* **Saved data entries**
───

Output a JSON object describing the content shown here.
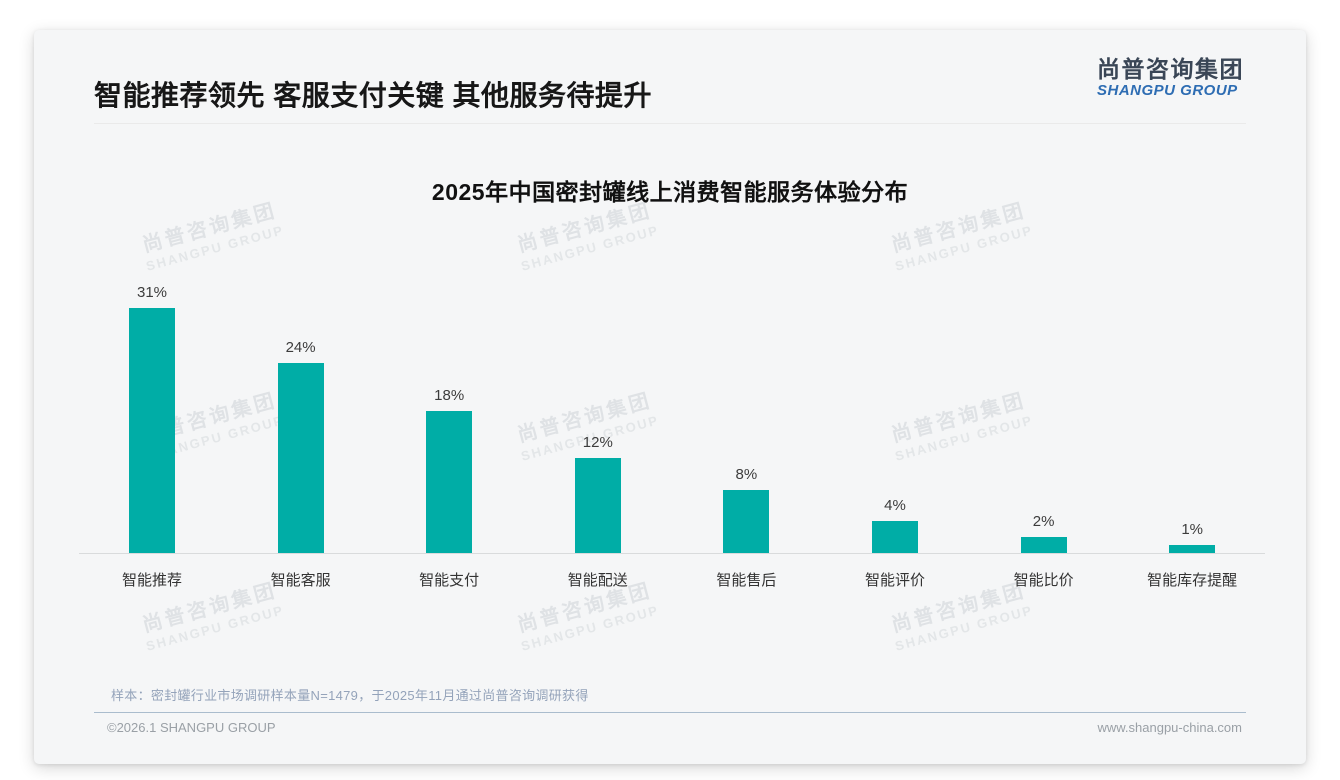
{
  "header": {
    "title": "智能推荐领先 客服支付关键 其他服务待提升"
  },
  "logo": {
    "cn": "尚普咨询集团",
    "en": "SHANGPU GROUP"
  },
  "watermark": {
    "cn": "尚普咨询集团",
    "en": "SHANGPU GROUP"
  },
  "chart_data": {
    "type": "bar",
    "title": "2025年中国密封罐线上消费智能服务体验分布",
    "categories": [
      "智能推荐",
      "智能客服",
      "智能支付",
      "智能配送",
      "智能售后",
      "智能评价",
      "智能比价",
      "智能库存提醒"
    ],
    "values": [
      31,
      24,
      18,
      12,
      8,
      4,
      2,
      1
    ],
    "value_labels": [
      "31%",
      "24%",
      "18%",
      "12%",
      "8%",
      "4%",
      "2%",
      "1%"
    ],
    "unit": "%",
    "bar_color": "#00ada6",
    "ylim": [
      0,
      35
    ],
    "grid": false,
    "legend": "none",
    "xlabel": "",
    "ylabel": ""
  },
  "footnote": "样本：密封罐行业市场调研样本量N=1479，于2025年11月通过尚普咨询调研获得",
  "footer": {
    "left": "©2026.1 SHANGPU GROUP",
    "right": "www.shangpu-china.com"
  },
  "colors": {
    "accent_teal": "#00ada6",
    "logo_blue": "#2e6db3",
    "logo_dark": "#3a4656",
    "slide_bg": "#f5f6f7",
    "divider_blue": "#aabccd"
  }
}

───

Copy the material exactly. Do not include the pictures.

Output a JSON object describing the content shown here.
{
  "header": {
    "title": "智能推荐领先 客服支付关键 其他服务待提升"
  },
  "logo": {
    "cn": "尚普咨询集团",
    "en": "SHANGPU GROUP"
  },
  "watermark": {
    "cn": "尚普咨询集团",
    "en": "SHANGPU GROUP"
  },
  "chart_data": {
    "type": "bar",
    "title": "2025年中国密封罐线上消费智能服务体验分布",
    "categories": [
      "智能推荐",
      "智能客服",
      "智能支付",
      "智能配送",
      "智能售后",
      "智能评价",
      "智能比价",
      "智能库存提醒"
    ],
    "values": [
      31,
      24,
      18,
      12,
      8,
      4,
      2,
      1
    ],
    "value_labels": [
      "31%",
      "24%",
      "18%",
      "12%",
      "8%",
      "4%",
      "2%",
      "1%"
    ],
    "unit": "%",
    "bar_color": "#00ada6",
    "ylim": [
      0,
      35
    ],
    "grid": false,
    "legend": "none",
    "xlabel": "",
    "ylabel": ""
  },
  "footnote": "样本：密封罐行业市场调研样本量N=1479，于2025年11月通过尚普咨询调研获得",
  "footer": {
    "left": "©2026.1 SHANGPU GROUP",
    "right": "www.shangpu-china.com"
  },
  "colors": {
    "accent_teal": "#00ada6",
    "logo_blue": "#2e6db3",
    "logo_dark": "#3a4656",
    "slide_bg": "#f5f6f7",
    "divider_blue": "#aabccd"
  }
}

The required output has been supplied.